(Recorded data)
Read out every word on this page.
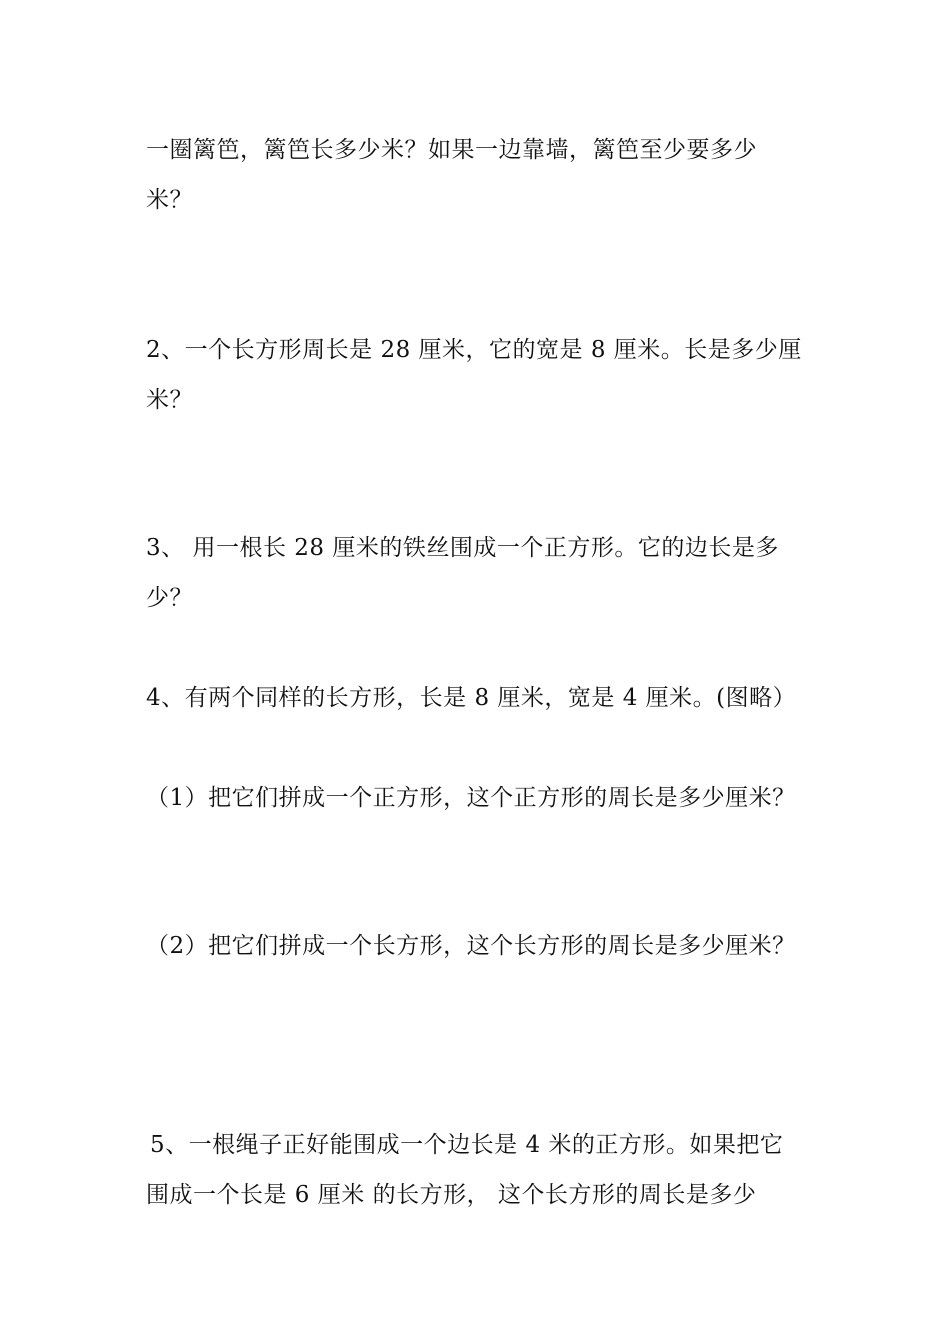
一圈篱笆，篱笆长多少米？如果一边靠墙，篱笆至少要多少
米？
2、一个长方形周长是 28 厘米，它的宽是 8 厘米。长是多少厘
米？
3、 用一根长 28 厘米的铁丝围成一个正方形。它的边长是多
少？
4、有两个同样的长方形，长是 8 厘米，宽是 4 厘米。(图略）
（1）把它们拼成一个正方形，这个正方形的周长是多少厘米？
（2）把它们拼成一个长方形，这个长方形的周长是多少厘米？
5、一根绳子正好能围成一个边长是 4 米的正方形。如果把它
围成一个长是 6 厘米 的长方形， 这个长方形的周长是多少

==

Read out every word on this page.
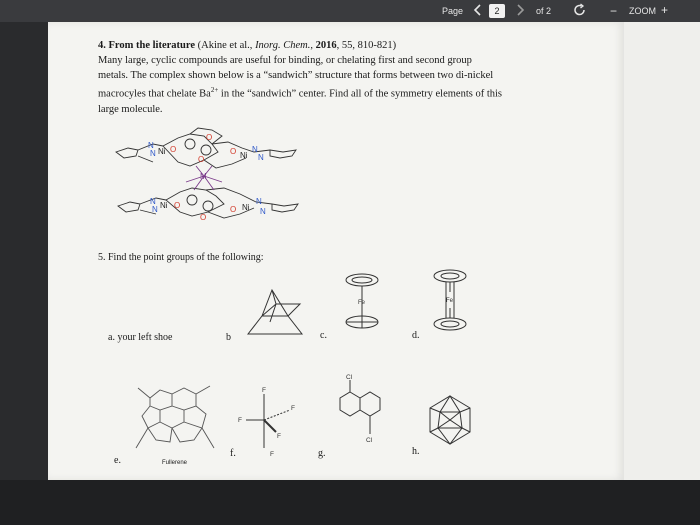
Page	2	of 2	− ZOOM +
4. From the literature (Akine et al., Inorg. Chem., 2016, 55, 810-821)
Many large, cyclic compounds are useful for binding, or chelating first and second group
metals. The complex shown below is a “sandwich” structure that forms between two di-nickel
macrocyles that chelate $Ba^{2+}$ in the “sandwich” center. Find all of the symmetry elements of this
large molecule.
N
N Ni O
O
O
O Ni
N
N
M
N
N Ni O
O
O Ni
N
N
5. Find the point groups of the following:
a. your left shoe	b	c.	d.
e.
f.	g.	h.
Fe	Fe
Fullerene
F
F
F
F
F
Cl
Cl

Task goal >>
Copy each line of the data that contains the word "sandwich".

The reply >>
metals. The complex shown below is a “sandwich” structure that forms between two di-nickel
macrocyles that chelate $Ba^{2+}$ in the “sandwich” center. Find all of the symmetry elements of this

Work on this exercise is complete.